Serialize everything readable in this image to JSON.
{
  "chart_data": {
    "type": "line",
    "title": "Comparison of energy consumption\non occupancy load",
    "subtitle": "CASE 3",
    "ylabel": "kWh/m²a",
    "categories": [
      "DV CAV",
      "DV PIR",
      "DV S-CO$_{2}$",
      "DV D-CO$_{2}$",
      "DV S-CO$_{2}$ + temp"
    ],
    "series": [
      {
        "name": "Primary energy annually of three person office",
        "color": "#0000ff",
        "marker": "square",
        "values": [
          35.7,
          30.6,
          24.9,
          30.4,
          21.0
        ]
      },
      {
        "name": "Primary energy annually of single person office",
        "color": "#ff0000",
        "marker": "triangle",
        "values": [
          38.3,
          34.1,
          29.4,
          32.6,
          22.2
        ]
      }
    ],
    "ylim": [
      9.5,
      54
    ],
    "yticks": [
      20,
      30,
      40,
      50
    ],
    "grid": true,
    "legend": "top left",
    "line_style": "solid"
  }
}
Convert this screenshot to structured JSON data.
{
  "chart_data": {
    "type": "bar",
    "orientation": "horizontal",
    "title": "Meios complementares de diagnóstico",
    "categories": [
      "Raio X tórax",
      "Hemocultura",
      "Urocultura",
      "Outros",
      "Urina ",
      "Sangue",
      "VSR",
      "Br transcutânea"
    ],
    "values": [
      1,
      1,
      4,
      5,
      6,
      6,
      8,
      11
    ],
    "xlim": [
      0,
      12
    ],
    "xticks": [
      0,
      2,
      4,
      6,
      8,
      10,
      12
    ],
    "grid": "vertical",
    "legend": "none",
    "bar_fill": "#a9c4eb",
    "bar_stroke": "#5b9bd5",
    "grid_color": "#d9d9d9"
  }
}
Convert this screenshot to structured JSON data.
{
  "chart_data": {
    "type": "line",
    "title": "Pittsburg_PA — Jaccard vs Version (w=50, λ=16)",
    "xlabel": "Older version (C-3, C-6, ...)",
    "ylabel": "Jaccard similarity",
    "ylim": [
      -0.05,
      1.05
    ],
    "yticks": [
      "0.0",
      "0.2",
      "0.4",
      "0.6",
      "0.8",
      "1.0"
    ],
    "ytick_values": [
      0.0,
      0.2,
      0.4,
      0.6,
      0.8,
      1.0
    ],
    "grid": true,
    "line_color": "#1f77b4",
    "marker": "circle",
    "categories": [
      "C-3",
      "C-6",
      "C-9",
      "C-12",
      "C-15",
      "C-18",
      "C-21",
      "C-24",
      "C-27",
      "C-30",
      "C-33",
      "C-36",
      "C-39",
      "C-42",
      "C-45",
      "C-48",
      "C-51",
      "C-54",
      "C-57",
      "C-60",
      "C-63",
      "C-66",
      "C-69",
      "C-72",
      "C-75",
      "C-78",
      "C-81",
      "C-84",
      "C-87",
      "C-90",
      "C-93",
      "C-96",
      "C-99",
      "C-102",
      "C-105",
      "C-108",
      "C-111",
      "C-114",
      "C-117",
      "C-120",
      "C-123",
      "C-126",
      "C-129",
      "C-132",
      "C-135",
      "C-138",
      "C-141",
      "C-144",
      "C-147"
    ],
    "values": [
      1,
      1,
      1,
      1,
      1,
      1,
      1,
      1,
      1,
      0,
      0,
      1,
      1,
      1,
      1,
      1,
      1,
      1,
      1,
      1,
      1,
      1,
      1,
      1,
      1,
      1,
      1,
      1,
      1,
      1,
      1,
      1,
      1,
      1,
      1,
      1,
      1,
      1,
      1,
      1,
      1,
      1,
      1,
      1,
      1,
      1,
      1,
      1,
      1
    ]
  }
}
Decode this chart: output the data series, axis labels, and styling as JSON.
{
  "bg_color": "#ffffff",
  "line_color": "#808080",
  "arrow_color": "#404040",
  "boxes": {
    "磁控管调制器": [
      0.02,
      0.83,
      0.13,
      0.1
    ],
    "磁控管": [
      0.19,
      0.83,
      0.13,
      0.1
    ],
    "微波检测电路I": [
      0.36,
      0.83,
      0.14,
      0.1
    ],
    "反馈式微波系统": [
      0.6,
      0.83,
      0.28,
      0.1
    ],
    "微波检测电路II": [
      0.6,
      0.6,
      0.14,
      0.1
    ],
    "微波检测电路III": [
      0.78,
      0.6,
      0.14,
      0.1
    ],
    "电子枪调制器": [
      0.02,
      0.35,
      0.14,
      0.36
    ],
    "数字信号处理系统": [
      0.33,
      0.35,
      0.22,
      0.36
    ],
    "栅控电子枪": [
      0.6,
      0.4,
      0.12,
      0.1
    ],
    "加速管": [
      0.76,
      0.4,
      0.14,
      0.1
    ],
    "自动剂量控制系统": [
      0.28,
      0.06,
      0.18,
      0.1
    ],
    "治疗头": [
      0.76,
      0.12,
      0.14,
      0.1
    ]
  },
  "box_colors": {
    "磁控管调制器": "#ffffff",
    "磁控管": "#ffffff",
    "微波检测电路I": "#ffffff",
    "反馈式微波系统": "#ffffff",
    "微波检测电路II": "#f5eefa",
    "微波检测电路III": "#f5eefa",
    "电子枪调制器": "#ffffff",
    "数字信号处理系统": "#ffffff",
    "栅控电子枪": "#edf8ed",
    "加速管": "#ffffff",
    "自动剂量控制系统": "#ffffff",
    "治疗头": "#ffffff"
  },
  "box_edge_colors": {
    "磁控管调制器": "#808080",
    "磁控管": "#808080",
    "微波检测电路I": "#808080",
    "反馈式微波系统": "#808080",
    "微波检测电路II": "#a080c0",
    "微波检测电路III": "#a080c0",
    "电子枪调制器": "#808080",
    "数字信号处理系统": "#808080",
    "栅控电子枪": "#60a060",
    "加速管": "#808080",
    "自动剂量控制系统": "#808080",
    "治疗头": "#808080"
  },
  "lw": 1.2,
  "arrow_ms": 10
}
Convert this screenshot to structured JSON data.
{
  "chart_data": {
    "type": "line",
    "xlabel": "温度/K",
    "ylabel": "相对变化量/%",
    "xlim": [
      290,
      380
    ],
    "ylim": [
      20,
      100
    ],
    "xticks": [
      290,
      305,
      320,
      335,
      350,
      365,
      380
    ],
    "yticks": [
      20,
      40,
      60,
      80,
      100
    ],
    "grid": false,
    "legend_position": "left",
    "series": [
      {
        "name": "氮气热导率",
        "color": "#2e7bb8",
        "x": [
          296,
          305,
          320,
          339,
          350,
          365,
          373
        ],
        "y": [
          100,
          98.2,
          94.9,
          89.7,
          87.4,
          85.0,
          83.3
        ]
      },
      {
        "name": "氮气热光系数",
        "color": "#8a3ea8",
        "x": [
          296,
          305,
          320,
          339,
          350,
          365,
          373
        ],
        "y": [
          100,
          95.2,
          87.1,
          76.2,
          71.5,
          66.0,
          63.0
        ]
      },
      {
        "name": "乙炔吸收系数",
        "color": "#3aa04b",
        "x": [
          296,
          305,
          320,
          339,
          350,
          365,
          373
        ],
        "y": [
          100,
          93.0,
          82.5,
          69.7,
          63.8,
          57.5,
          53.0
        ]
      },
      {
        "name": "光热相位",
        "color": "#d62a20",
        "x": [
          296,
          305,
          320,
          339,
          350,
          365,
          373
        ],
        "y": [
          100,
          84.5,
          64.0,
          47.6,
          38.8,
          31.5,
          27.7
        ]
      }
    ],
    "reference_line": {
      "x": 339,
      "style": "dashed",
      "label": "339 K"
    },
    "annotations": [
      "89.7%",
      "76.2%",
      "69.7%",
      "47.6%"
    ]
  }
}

GIVEN EXERCISE:
Print the whole listing exactly as it is.

EXERCISE RESULT:
Serialize everything readable in this image to JSON.
{
  "chart_data": {
    "type": "line",
    "title": "Comparison of energy consumption\non occupancy load",
    "subtitle": "CASE 3",
    "ylabel": "kWh/m²a",
    "categories": [
      "DV CAV",
      "DV PIR",
      "DV S-CO$_{2}$",
      "DV D-CO$_{2}$",
      "DV S-CO$_{2}$ + temp"
    ],
    "series": [
      {
        "name": "Primary energy annually of three person office",
        "color": "#0000ff",
        "marker": "square",
        "values": [
          35.7,
          30.6,
          24.9,
          30.4,
          21.0
        ]
      },
      {
        "name": "Primary energy annually of single person office",
        "color": "#ff0000",
        "marker": "triangle",
        "values": [
          38.3,
          34.1,
          29.4,
          32.6,
          22.2
        ]
      }
    ],
    "ylim": [
      9.5,
      54
    ],
    "yticks": [
      20,
      30,
      40,
      50
    ],
    "grid": true,
    "legend": "top left",
    "line_style": "solid"
  }
}
Convert this screenshot to structured JSON data.
{
  "chart_data": {
    "type": "bar",
    "orientation": "horizontal",
    "title": "Meios complementares de diagnóstico",
    "categories": [
      "Raio X tórax",
      "Hemocultura",
      "Urocultura",
      "Outros",
      "Urina ",
      "Sangue",
      "VSR",
      "Br transcutânea"
    ],
    "values": [
      1,
      1,
      4,
      5,
      6,
      6,
      8,
      11
    ],
    "xlim": [
      0,
      12
    ],
    "xticks": [
      0,
      2,
      4,
      6,
      8,
      10,
      12
    ],
    "grid": "vertical",
    "legend": "none",
    "bar_fill": "#a9c4eb",
    "bar_stroke": "#5b9bd5",
    "grid_color": "#d9d9d9"
  }
}
Convert this screenshot to structured JSON data.
{
  "chart_data": {
    "type": "line",
    "title": "Pittsburg_PA — Jaccard vs Version (w=50, λ=16)",
    "xlabel": "Older version (C-3, C-6, ...)",
    "ylabel": "Jaccard similarity",
    "ylim": [
      -0.05,
      1.05
    ],
    "yticks": [
      "0.0",
      "0.2",
      "0.4",
      "0.6",
      "0.8",
      "1.0"
    ],
    "ytick_values": [
      0.0,
      0.2,
      0.4,
      0.6,
      0.8,
      1.0
    ],
    "grid": true,
    "line_color": "#1f77b4",
    "marker": "circle",
    "categories": [
      "C-3",
      "C-6",
      "C-9",
      "C-12",
      "C-15",
      "C-18",
      "C-21",
      "C-24",
      "C-27",
      "C-30",
      "C-33",
      "C-36",
      "C-39",
      "C-42",
      "C-45",
      "C-48",
      "C-51",
      "C-54",
      "C-57",
      "C-60",
      "C-63",
      "C-66",
      "C-69",
      "C-72",
      "C-75",
      "C-78",
      "C-81",
      "C-84",
      "C-87",
      "C-90",
      "C-93",
      "C-96",
      "C-99",
      "C-102",
      "C-105",
      "C-108",
      "C-111",
      "C-114",
      "C-117",
      "C-120",
      "C-123",
      "C-126",
      "C-129",
      "C-132",
      "C-135",
      "C-138",
      "C-141",
      "C-144",
      "C-147"
    ],
    "values": [
      1,
      1,
      1,
      1,
      1,
      1,
      1,
      1,
      1,
      0,
      0,
      1,
      1,
      1,
      1,
      1,
      1,
      1,
      1,
      1,
      1,
      1,
      1,
      1,
      1,
      1,
      1,
      1,
      1,
      1,
      1,
      1,
      1,
      1,
      1,
      1,
      1,
      1,
      1,
      1,
      1,
      1,
      1,
      1,
      1,
      1,
      1,
      1,
      1
    ]
  }
}
Decode this chart: output the data series, axis labels, and styling as JSON.
{
  "bg_color": "#ffffff",
  "line_color": "#808080",
  "arrow_color": "#404040",
  "boxes": {
    "磁控管调制器": [
      0.02,
      0.83,
      0.13,
      0.1
    ],
    "磁控管": [
      0.19,
      0.83,
      0.13,
      0.1
    ],
    "微波检测电路I": [
      0.36,
      0.83,
      0.14,
      0.1
    ],
    "反馈式微波系统": [
      0.6,
      0.83,
      0.28,
      0.1
    ],
    "微波检测电路II": [
      0.6,
      0.6,
      0.14,
      0.1
    ],
    "微波检测电路III": [
      0.78,
      0.6,
      0.14,
      0.1
    ],
    "电子枪调制器": [
      0.02,
      0.35,
      0.14,
      0.36
    ],
    "数字信号处理系统": [
      0.33,
      0.35,
      0.22,
      0.36
    ],
    "栅控电子枪": [
      0.6,
      0.4,
      0.12,
      0.1
    ],
    "加速管": [
      0.76,
      0.4,
      0.14,
      0.1
    ],
    "自动剂量控制系统": [
      0.28,
      0.06,
      0.18,
      0.1
    ],
    "治疗头": [
      0.76,
      0.12,
      0.14,
      0.1
    ]
  },
  "box_colors": {
    "磁控管调制器": "#ffffff",
    "磁控管": "#ffffff",
    "微波检测电路I": "#ffffff",
    "反馈式微波系统": "#ffffff",
    "微波检测电路II": "#f5eefa",
    "微波检测电路III": "#f5eefa",
    "电子枪调制器": "#ffffff",
    "数字信号处理系统": "#ffffff",
    "栅控电子枪": "#edf8ed",
    "加速管": "#ffffff",
    "自动剂量控制系统": "#ffffff",
    "治疗头": "#ffffff"
  },
  "box_edge_colors": {
    "磁控管调制器": "#808080",
    "磁控管": "#808080",
    "微波检测电路I": "#808080",
    "反馈式微波系统": "#808080",
    "微波检测电路II": "#a080c0",
    "微波检测电路III": "#a080c0",
    "电子枪调制器": "#808080",
    "数字信号处理系统": "#808080",
    "栅控电子枪": "#60a060",
    "加速管": "#808080",
    "自动剂量控制系统": "#808080",
    "治疗头": "#808080"
  },
  "lw": 1.2,
  "arrow_ms": 10
}
Convert this screenshot to structured JSON data.
{
  "chart_data": {
    "type": "line",
    "xlabel": "温度/K",
    "ylabel": "相对变化量/%",
    "xlim": [
      290,
      380
    ],
    "ylim": [
      20,
      100
    ],
    "xticks": [
      290,
      305,
      320,
      335,
      350,
      365,
      380
    ],
    "yticks": [
      20,
      40,
      60,
      80,
      100
    ],
    "grid": false,
    "legend_position": "left",
    "series": [
      {
        "name": "氮气热导率",
        "color": "#2e7bb8",
        "x": [
          296,
          305,
          320,
          339,
          350,
          365,
          373
        ],
        "y": [
          100,
          98.2,
          94.9,
          89.7,
          87.4,
          85.0,
          83.3
        ]
      },
      {
        "name": "氮气热光系数",
        "color": "#8a3ea8",
        "x": [
          296,
          305,
          320,
          339,
          350,
          365,
          373
        ],
        "y": [
          100,
          95.2,
          87.1,
          76.2,
          71.5,
          66.0,
          63.0
        ]
      },
      {
        "name": "乙炔吸收系数",
        "color": "#3aa04b",
        "x": [
          296,
          305,
          320,
          339,
          350,
          365,
          373
        ],
        "y": [
          100,
          93.0,
          82.5,
          69.7,
          63.8,
          57.5,
          53.0
        ]
      },
      {
        "name": "光热相位",
        "color": "#d62a20",
        "x": [
          296,
          305,
          320,
          339,
          350,
          365,
          373
        ],
        "y": [
          100,
          84.5,
          64.0,
          47.6,
          38.8,
          31.5,
          27.7
        ]
      }
    ],
    "reference_line": {
      "x": 339,
      "style": "dashed",
      "label": "339 K"
    },
    "annotations": [
      "89.7%",
      "76.2%",
      "69.7%",
      "47.6%"
    ]
  }
}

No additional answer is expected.